▸ **Request**:
Sort through the data and copy the lines holding the word "assignment".

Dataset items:
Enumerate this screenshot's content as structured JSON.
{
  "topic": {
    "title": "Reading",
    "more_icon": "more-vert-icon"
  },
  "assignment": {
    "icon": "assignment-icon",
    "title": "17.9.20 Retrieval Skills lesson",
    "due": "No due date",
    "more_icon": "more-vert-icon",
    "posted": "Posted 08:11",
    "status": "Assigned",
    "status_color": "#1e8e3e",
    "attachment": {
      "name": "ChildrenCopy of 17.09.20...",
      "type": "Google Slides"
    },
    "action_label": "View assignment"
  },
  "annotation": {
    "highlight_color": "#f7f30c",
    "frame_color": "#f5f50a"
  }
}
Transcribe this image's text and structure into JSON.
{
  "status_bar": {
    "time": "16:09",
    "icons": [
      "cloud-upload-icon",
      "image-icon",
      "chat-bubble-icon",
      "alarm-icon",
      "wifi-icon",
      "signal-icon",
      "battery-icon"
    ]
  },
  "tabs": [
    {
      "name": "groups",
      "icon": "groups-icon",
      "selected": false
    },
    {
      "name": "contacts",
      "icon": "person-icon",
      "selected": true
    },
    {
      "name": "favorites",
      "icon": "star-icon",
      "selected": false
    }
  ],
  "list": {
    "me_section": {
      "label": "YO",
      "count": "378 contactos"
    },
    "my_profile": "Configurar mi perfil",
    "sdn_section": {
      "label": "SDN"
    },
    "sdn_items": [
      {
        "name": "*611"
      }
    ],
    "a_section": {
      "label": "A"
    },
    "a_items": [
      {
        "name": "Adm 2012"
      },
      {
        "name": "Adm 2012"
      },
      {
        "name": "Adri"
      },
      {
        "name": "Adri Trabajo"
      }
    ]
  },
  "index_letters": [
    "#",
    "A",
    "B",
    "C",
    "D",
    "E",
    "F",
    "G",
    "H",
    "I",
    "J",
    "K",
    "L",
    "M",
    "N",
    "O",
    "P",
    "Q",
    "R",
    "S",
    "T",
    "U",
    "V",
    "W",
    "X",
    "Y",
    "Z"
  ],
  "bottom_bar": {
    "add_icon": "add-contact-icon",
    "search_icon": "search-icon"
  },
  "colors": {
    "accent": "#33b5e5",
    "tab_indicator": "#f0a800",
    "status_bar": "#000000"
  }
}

▸ **Task output**:
  "assignment": {
    "icon": "assignment-icon",
    "action_label": "View assignment"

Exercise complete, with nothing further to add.